SET EXERCISE. Could you give the data below again, exactly and completely?

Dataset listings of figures
******************************

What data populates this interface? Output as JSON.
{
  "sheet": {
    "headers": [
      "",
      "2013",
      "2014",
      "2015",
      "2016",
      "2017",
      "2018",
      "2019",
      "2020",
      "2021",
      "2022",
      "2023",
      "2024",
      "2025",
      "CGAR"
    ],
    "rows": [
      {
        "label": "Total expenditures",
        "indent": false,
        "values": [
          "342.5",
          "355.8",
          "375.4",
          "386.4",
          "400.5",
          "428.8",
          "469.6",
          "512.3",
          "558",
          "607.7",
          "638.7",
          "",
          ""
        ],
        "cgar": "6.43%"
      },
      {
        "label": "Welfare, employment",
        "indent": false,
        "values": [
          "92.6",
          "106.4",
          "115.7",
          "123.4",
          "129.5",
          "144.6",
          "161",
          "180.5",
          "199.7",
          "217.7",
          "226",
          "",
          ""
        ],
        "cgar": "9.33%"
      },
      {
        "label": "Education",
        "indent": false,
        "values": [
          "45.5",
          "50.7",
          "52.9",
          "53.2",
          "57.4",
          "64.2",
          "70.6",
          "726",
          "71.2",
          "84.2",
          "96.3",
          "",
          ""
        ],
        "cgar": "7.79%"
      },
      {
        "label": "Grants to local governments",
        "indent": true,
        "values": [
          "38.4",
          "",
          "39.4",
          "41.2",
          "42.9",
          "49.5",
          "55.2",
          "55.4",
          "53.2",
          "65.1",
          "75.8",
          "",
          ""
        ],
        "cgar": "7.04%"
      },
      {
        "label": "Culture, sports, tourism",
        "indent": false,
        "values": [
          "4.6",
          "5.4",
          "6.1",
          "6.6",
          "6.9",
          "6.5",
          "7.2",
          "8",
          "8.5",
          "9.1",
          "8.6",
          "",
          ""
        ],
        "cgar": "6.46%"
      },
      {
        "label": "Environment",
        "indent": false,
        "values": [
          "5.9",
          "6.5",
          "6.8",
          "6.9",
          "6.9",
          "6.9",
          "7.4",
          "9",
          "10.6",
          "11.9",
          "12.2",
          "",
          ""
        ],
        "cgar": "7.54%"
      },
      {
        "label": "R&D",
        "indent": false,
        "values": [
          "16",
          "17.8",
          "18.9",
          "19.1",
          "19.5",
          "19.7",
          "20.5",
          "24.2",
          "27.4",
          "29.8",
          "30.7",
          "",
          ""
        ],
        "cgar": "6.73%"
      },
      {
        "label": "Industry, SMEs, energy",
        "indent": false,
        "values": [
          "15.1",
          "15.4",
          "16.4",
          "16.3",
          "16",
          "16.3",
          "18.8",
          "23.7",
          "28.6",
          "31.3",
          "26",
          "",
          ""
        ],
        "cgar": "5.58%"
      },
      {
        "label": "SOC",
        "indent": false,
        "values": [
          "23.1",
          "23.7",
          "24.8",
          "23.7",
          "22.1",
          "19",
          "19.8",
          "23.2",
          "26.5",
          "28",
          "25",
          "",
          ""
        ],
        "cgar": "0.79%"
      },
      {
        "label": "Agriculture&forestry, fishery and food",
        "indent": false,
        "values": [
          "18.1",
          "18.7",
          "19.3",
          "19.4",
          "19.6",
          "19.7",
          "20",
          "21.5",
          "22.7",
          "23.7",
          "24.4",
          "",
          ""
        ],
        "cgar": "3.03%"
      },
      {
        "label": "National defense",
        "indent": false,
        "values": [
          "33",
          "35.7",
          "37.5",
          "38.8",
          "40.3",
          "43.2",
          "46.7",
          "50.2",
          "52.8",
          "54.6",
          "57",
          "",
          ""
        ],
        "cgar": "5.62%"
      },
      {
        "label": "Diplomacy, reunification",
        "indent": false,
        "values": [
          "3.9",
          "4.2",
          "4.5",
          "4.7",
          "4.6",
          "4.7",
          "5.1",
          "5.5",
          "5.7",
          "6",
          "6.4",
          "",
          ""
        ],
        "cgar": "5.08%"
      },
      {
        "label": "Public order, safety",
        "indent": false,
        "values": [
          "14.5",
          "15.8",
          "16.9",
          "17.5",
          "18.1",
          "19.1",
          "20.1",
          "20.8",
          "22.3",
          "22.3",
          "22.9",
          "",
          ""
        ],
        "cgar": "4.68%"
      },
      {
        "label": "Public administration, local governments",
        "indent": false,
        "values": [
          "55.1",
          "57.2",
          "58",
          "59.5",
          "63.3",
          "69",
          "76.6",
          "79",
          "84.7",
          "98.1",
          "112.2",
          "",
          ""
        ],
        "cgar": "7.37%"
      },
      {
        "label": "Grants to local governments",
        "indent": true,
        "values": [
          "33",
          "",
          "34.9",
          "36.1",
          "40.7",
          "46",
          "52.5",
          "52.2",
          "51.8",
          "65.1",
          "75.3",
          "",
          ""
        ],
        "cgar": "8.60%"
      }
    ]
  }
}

******************************

SOLUTION FOR THIS PROBLEM.
What data populates this interface? Output as JSON.
{
  "sheet": {
    "headers": [
      "",
      "2013",
      "2014",
      "2015",
      "2016",
      "2017",
      "2018",
      "2019",
      "2020",
      "2021",
      "2022",
      "2023",
      "2024",
      "2025",
      "CGAR"
    ],
    "rows": [
      {
        "label": "Total expenditures",
        "indent": false,
        "values": [
          "342.5",
          "355.8",
          "375.4",
          "386.4",
          "400.5",
          "428.8",
          "469.6",
          "512.3",
          "558",
          "607.7",
          "638.7",
          "",
          ""
        ],
        "cgar": "6.43%"
      },
      {
        "label": "Welfare, employment",
        "indent": false,
        "values": [
          "92.6",
          "106.4",
          "115.7",
          "123.4",
          "129.5",
          "144.6",
          "161",
          "180.5",
          "199.7",
          "217.7",
          "226",
          "",
          ""
        ],
        "cgar": "9.33%"
      },
      {
        "label": "Education",
        "indent": false,
        "values": [
          "45.5",
          "50.7",
          "52.9",
          "53.2",
          "57.4",
          "64.2",
          "70.6",
          "726",
          "71.2",
          "84.2",
          "96.3",
          "",
          ""
        ],
        "cgar": "7.79%"
      },
      {
        "label": "Grants to local governments",
        "indent": true,
        "values": [
          "38.4",
          "",
          "39.4",
          "41.2",
          "42.9",
          "49.5",
          "55.2",
          "55.4",
          "53.2",
          "65.1",
          "75.8",
          "",
          ""
        ],
        "cgar": "7.04%"
      },
      {
        "label": "Culture, sports, tourism",
        "indent": false,
        "values": [
          "4.6",
          "5.4",
          "6.1",
          "6.6",
          "6.9",
          "6.5",
          "7.2",
          "8",
          "8.5",
          "9.1",
          "8.6",
          "",
          ""
        ],
        "cgar": "6.46%"
      },
      {
        "label": "Environment",
        "indent": false,
        "values": [
          "5.9",
          "6.5",
          "6.8",
          "6.9",
          "6.9",
          "6.9",
          "7.4",
          "9",
          "10.6",
          "11.9",
          "12.2",
          "",
          ""
        ],
        "cgar": "7.54%"
      },
      {
        "label": "R&D",
        "indent": false,
        "values": [
          "16",
          "17.8",
          "18.9",
          "19.1",
          "19.5",
          "19.7",
          "20.5",
          "24.2",
          "27.4",
          "29.8",
          "30.7",
          "",
          ""
        ],
        "cgar": "6.73%"
      },
      {
        "label": "Industry, SMEs, energy",
        "indent": false,
        "values": [
          "15.1",
          "15.4",
          "16.4",
          "16.3",
          "16",
          "16.3",
          "18.8",
          "23.7",
          "28.6",
          "31.3",
          "26",
          "",
          ""
        ],
        "cgar": "5.58%"
      },
      {
        "label": "SOC",
        "indent": false,
        "values": [
          "23.1",
          "23.7",
          "24.8",
          "23.7",
          "22.1",
          "19",
          "19.8",
          "23.2",
          "26.5",
          "28",
          "25",
          "",
          ""
        ],
        "cgar": "0.79%"
      },
      {
        "label": "Agriculture&forestry, fishery and food",
        "indent": false,
        "values": [
          "18.1",
          "18.7",
          "19.3",
          "19.4",
          "19.6",
          "19.7",
          "20",
          "21.5",
          "22.7",
          "23.7",
          "24.4",
          "",
          ""
        ],
        "cgar": "3.03%"
      },
      {
        "label": "National defense",
        "indent": false,
        "values": [
          "33",
          "35.7",
          "37.5",
          "38.8",
          "40.3",
          "43.2",
          "46.7",
          "50.2",
          "52.8",
          "54.6",
          "57",
          "",
          ""
        ],
        "cgar": "5.62%"
      },
      {
        "label": "Diplomacy, reunification",
        "indent": false,
        "values": [
          "3.9",
          "4.2",
          "4.5",
          "4.7",
          "4.6",
          "4.7",
          "5.1",
          "5.5",
          "5.7",
          "6",
          "6.4",
          "",
          ""
        ],
        "cgar": "5.08%"
      },
      {
        "label": "Public order, safety",
        "indent": false,
        "values": [
          "14.5",
          "15.8",
          "16.9",
          "17.5",
          "18.1",
          "19.1",
          "20.1",
          "20.8",
          "22.3",
          "22.3",
          "22.9",
          "",
          ""
        ],
        "cgar": "4.68%"
      },
      {
        "label": "Public administration, local governments",
        "indent": false,
        "values": [
          "55.1",
          "57.2",
          "58",
          "59.5",
          "63.3",
          "69",
          "76.6",
          "79",
          "84.7",
          "98.1",
          "112.2",
          "",
          ""
        ],
        "cgar": "7.37%"
      },
      {
        "label": "Grants to local governments",
        "indent": true,
        "values": [
          "33",
          "",
          "34.9",
          "36.1",
          "40.7",
          "46",
          "52.5",
          "52.2",
          "51.8",
          "65.1",
          "75.3",
          "",
          ""
        ],
        "cgar": "8.60%"
      }
    ]
  }
}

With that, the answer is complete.